=== Exercise prompt ===
Where a line in the listing contains the string "Autenticación", copy that line out.

=== Supplied records ===
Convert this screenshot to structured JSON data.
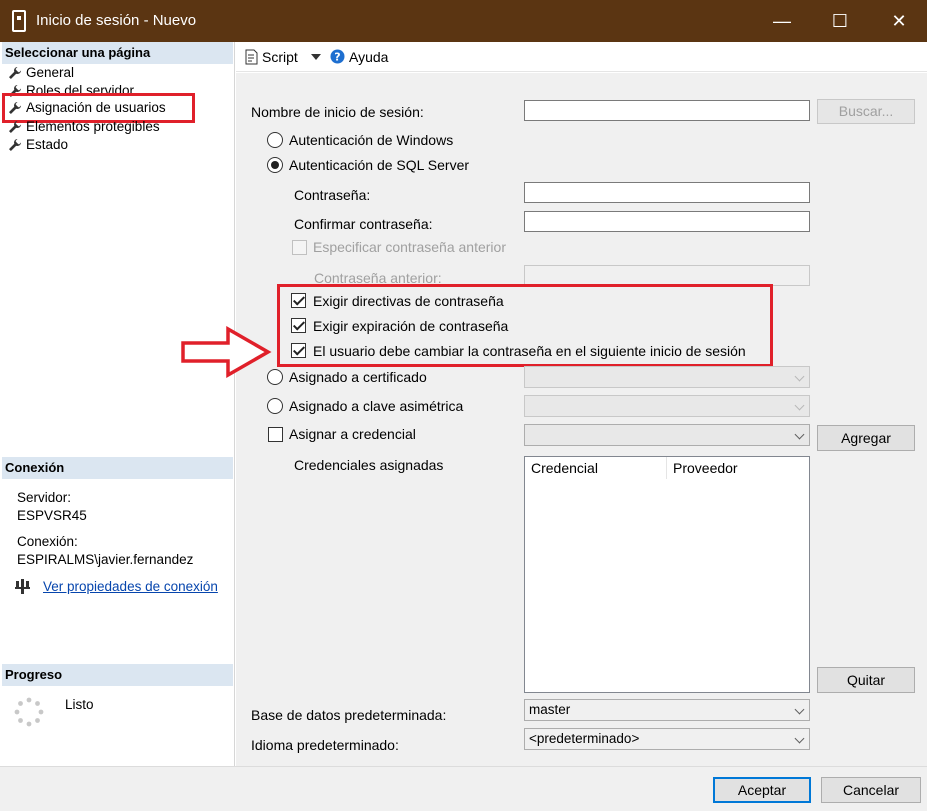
{
  "window": {
    "title": "Inicio de sesión - Nuevo",
    "minimize_glyph": "—",
    "maximize_glyph": "☐",
    "close_glyph": "✕"
  },
  "left": {
    "select_page_header": "Seleccionar una página",
    "pages": [
      {
        "label": "General",
        "icon": "wrench-icon"
      },
      {
        "label": "Roles del servidor",
        "icon": "wrench-icon"
      },
      {
        "label": "Asignación de usuarios",
        "icon": "wrench-icon"
      },
      {
        "label": "Elementos protegibles",
        "icon": "wrench-icon"
      },
      {
        "label": "Estado",
        "icon": "wrench-icon"
      }
    ],
    "connection_header": "Conexión",
    "server_label": "Servidor:",
    "server_value": "ESPVSR45",
    "connection_label": "Conexión:",
    "connection_value": "ESPIRALMS\\javier.fernandez",
    "view_props_link": "Ver propiedades de conexión",
    "progress_header": "Progreso",
    "progress_status": "Listo"
  },
  "toolbar": {
    "script_label": "Script",
    "help_label": "Ayuda"
  },
  "form": {
    "login_name_label": "Nombre de inicio de sesión:",
    "login_name_value": "",
    "search_button": "Buscar...",
    "windows_auth_label": "Autenticación de Windows",
    "sql_auth_label": "Autenticación de SQL Server",
    "password_label": "Contraseña:",
    "confirm_password_label": "Confirmar contraseña:",
    "specify_old_password_label": "Especificar contraseña anterior",
    "old_password_label": "Contraseña anterior:",
    "enforce_policy_label": "Exigir directivas de contraseña",
    "enforce_expiration_label": "Exigir expiración de contraseña",
    "must_change_label": "El usuario debe cambiar la contraseña en el siguiente inicio de sesión",
    "cert_label": "Asignado a certificado",
    "asym_key_label": "Asignado a clave asimétrica",
    "map_credential_label": "Asignar a credencial",
    "add_button": "Agregar",
    "mapped_credentials_label": "Credenciales asignadas",
    "col_credential": "Credencial",
    "col_provider": "Proveedor",
    "remove_button": "Quitar",
    "default_db_label": "Base de datos predeterminada:",
    "default_db_value": "master",
    "default_lang_label": "Idioma predeterminado:",
    "default_lang_value": "<predeterminado>"
  },
  "footer": {
    "ok_button": "Aceptar",
    "cancel_button": "Cancelar"
  },
  "colors": {
    "titlebar": "#5b3512",
    "highlight_red": "#e0202a",
    "section_header": "#dbe6f1",
    "link": "#0645ad"
  }
}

=== Solution below ===
    "windows_auth_label": "Autenticación de Windows",
    "sql_auth_label": "Autenticación de SQL Server",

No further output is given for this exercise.